TASK DIRECTIONS: Give the material again in full, matching it exactly.

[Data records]
+++++

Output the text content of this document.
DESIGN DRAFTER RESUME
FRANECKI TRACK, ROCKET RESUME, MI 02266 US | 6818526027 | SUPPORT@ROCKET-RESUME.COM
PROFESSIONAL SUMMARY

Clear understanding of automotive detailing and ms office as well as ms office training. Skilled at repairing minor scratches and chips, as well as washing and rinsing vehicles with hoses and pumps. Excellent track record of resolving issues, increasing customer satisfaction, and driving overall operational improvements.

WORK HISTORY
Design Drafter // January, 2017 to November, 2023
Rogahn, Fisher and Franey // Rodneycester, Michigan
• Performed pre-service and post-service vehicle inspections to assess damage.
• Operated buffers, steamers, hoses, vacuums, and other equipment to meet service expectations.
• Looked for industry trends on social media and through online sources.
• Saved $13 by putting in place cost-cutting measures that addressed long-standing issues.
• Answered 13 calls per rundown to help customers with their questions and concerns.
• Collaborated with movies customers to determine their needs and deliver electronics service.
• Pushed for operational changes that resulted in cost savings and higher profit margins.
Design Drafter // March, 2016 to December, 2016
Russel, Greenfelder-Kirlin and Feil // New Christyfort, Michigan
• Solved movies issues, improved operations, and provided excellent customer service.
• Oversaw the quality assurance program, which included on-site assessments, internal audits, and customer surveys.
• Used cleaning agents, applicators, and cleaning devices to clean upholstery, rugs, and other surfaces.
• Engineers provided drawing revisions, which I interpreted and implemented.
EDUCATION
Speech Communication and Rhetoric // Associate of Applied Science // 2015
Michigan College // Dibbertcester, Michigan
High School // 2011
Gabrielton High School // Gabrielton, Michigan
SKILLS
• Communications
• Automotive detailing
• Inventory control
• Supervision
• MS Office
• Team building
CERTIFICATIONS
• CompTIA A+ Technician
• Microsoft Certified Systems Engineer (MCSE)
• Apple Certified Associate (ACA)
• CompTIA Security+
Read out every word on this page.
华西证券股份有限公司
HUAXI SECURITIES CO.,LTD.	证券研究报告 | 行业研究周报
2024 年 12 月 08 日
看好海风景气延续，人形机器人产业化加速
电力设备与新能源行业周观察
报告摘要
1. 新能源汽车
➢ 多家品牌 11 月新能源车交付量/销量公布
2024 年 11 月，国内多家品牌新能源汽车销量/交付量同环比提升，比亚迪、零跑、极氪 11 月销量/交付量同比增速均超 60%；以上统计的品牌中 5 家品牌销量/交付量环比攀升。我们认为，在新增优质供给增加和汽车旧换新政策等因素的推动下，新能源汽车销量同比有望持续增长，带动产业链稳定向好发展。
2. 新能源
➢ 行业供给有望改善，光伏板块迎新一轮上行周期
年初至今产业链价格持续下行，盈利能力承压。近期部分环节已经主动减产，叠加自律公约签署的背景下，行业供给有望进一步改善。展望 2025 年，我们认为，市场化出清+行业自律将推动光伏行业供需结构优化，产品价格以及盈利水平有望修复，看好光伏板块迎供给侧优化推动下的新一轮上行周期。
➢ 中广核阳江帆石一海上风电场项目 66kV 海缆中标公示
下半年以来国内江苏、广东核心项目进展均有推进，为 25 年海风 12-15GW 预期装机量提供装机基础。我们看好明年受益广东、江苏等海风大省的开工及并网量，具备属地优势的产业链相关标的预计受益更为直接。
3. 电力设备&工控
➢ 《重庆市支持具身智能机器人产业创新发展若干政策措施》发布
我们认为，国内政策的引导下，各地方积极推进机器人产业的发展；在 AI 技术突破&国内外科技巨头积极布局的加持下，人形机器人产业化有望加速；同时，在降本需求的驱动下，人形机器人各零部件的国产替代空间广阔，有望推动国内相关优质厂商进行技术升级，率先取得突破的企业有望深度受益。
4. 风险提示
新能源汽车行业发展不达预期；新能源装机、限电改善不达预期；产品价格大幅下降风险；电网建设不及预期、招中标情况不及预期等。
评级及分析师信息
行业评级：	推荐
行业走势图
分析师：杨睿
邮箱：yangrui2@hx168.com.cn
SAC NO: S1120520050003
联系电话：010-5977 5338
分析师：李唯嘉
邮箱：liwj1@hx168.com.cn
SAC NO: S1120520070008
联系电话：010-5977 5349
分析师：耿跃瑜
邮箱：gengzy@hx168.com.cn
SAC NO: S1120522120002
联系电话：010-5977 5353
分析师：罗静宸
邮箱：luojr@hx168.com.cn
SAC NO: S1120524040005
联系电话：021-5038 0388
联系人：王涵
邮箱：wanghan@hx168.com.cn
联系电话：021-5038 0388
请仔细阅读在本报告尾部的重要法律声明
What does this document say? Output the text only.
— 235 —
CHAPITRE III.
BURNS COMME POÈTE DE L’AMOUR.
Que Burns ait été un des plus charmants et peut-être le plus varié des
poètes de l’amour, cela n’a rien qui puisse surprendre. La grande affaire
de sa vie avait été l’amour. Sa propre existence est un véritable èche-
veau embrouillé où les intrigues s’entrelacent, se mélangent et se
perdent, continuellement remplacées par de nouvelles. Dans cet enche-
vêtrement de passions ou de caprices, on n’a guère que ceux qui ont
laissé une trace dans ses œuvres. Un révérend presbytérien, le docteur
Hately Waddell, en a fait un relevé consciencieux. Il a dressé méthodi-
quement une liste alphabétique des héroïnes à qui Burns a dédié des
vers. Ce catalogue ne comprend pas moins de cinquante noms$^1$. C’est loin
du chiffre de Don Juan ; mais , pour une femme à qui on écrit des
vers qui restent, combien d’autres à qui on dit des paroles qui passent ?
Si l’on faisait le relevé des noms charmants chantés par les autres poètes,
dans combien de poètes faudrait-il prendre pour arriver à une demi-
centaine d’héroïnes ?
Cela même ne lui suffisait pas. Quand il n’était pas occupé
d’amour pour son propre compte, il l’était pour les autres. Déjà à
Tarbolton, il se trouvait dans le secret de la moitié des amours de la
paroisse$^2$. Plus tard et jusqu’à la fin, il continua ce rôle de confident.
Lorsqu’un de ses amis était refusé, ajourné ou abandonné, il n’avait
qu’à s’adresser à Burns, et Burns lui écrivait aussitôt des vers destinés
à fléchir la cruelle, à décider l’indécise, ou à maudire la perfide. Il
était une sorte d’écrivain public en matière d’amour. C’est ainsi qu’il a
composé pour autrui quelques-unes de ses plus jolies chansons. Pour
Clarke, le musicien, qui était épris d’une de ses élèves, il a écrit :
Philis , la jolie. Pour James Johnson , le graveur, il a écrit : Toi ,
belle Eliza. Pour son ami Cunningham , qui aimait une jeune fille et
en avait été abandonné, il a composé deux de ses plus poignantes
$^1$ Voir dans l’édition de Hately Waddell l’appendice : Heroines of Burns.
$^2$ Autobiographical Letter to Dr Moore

+++++

WRITTEN REPLY:
Output the text content of this document.
DESIGN DRAFTER RESUME
FRANECKI TRACK, ROCKET RESUME, MI 02266 US | 6818526027 | SUPPORT@ROCKET-RESUME.COM
PROFESSIONAL SUMMARY

Clear understanding of automotive detailing and ms office as well as ms office training. Skilled at repairing minor scratches and chips, as well as washing and rinsing vehicles with hoses and pumps. Excellent track record of resolving issues, increasing customer satisfaction, and driving overall operational improvements.

WORK HISTORY
Design Drafter // January, 2017 to November, 2023
Rogahn, Fisher and Franey // Rodneycester, Michigan
• Performed pre-service and post-service vehicle inspections to assess damage.
• Operated buffers, steamers, hoses, vacuums, and other equipment to meet service expectations.
• Looked for industry trends on social media and through online sources.
• Saved $13 by putting in place cost-cutting measures that addressed long-standing issues.
• Answered 13 calls per rundown to help customers with their questions and concerns.
• Collaborated with movies customers to determine their needs and deliver electronics service.
• Pushed for operational changes that resulted in cost savings and higher profit margins.
Design Drafter // March, 2016 to December, 2016
Russel, Greenfelder-Kirlin and Feil // New Christyfort, Michigan
• Solved movies issues, improved operations, and provided excellent customer service.
• Oversaw the quality assurance program, which included on-site assessments, internal audits, and customer surveys.
• Used cleaning agents, applicators, and cleaning devices to clean upholstery, rugs, and other surfaces.
• Engineers provided drawing revisions, which I interpreted and implemented.
EDUCATION
Speech Communication and Rhetoric // Associate of Applied Science // 2015
Michigan College // Dibbertcester, Michigan
High School // 2011
Gabrielton High School // Gabrielton, Michigan
SKILLS
• Communications
• Automotive detailing
• Inventory control
• Supervision
• MS Office
• Team building
CERTIFICATIONS
• CompTIA A+ Technician
• Microsoft Certified Systems Engineer (MCSE)
• Apple Certified Associate (ACA)
• CompTIA Security+
Read out every word on this page.
华西证券股份有限公司
HUAXI SECURITIES CO.,LTD.	证券研究报告 | 行业研究周报
2024 年 12 月 08 日
看好海风景气延续，人形机器人产业化加速
电力设备与新能源行业周观察
报告摘要
1. 新能源汽车
➢ 多家品牌 11 月新能源车交付量/销量公布
2024 年 11 月，国内多家品牌新能源汽车销量/交付量同环比提升，比亚迪、零跑、极氪 11 月销量/交付量同比增速均超 60%；以上统计的品牌中 5 家品牌销量/交付量环比攀升。我们认为，在新增优质供给增加和汽车旧换新政策等因素的推动下，新能源汽车销量同比有望持续增长，带动产业链稳定向好发展。
2. 新能源
➢ 行业供给有望改善，光伏板块迎新一轮上行周期
年初至今产业链价格持续下行，盈利能力承压。近期部分环节已经主动减产，叠加自律公约签署的背景下，行业供给有望进一步改善。展望 2025 年，我们认为，市场化出清+行业自律将推动光伏行业供需结构优化，产品价格以及盈利水平有望修复，看好光伏板块迎供给侧优化推动下的新一轮上行周期。
➢ 中广核阳江帆石一海上风电场项目 66kV 海缆中标公示
下半年以来国内江苏、广东核心项目进展均有推进，为 25 年海风 12-15GW 预期装机量提供装机基础。我们看好明年受益广东、江苏等海风大省的开工及并网量，具备属地优势的产业链相关标的预计受益更为直接。
3. 电力设备&工控
➢ 《重庆市支持具身智能机器人产业创新发展若干政策措施》发布
我们认为，国内政策的引导下，各地方积极推进机器人产业的发展；在 AI 技术突破&国内外科技巨头积极布局的加持下，人形机器人产业化有望加速；同时，在降本需求的驱动下，人形机器人各零部件的国产替代空间广阔，有望推动国内相关优质厂商进行技术升级，率先取得突破的企业有望深度受益。
4. 风险提示
新能源汽车行业发展不达预期；新能源装机、限电改善不达预期；产品价格大幅下降风险；电网建设不及预期、招中标情况不及预期等。
评级及分析师信息
行业评级：	推荐
行业走势图
分析师：杨睿
邮箱：yangrui2@hx168.com.cn
SAC NO: S1120520050003
联系电话：010-5977 5338
分析师：李唯嘉
邮箱：liwj1@hx168.com.cn
SAC NO: S1120520070008
联系电话：010-5977 5349
分析师：耿跃瑜
邮箱：gengzy@hx168.com.cn
SAC NO: S1120522120002
联系电话：010-5977 5353
分析师：罗静宸
邮箱：luojr@hx168.com.cn
SAC NO: S1120524040005
联系电话：021-5038 0388
联系人：王涵
邮箱：wanghan@hx168.com.cn
联系电话：021-5038 0388
请仔细阅读在本报告尾部的重要法律声明
What does this document say? Output the text only.
— 235 —
CHAPITRE III.
BURNS COMME POÈTE DE L’AMOUR.
Que Burns ait été un des plus charmants et peut-être le plus varié des
poètes de l’amour, cela n’a rien qui puisse surprendre. La grande affaire
de sa vie avait été l’amour. Sa propre existence est un véritable èche-
veau embrouillé où les intrigues s’entrelacent, se mélangent et se
perdent, continuellement remplacées par de nouvelles. Dans cet enche-
vêtrement de passions ou de caprices, on n’a guère que ceux qui ont
laissé une trace dans ses œuvres. Un révérend presbytérien, le docteur
Hately Waddell, en a fait un relevé consciencieux. Il a dressé méthodi-
quement une liste alphabétique des héroïnes à qui Burns a dédié des
vers. Ce catalogue ne comprend pas moins de cinquante noms$^1$. C’est loin
du chiffre de Don Juan ; mais , pour une femme à qui on écrit des
vers qui restent, combien d’autres à qui on dit des paroles qui passent ?
Si l’on faisait le relevé des noms charmants chantés par les autres poètes,
dans combien de poètes faudrait-il prendre pour arriver à une demi-
centaine d’héroïnes ?
Cela même ne lui suffisait pas. Quand il n’était pas occupé
d’amour pour son propre compte, il l’était pour les autres. Déjà à
Tarbolton, il se trouvait dans le secret de la moitié des amours de la
paroisse$^2$. Plus tard et jusqu’à la fin, il continua ce rôle de confident.
Lorsqu’un de ses amis était refusé, ajourné ou abandonné, il n’avait
qu’à s’adresser à Burns, et Burns lui écrivait aussitôt des vers destinés
à fléchir la cruelle, à décider l’indécise, ou à maudire la perfide. Il
était une sorte d’écrivain public en matière d’amour. C’est ainsi qu’il a
composé pour autrui quelques-unes de ses plus jolies chansons. Pour
Clarke, le musicien, qui était épris d’une de ses élèves, il a écrit :
Philis , la jolie. Pour James Johnson , le graveur, il a écrit : Toi ,
belle Eliza. Pour son ami Cunningham , qui aimait une jeune fille et
en avait été abandonné, il a composé deux de ses plus poignantes
$^1$ Voir dans l’édition de Hately Waddell l’appendice : Heroines of Burns.
$^2$ Autobiographical Letter to Dr Moore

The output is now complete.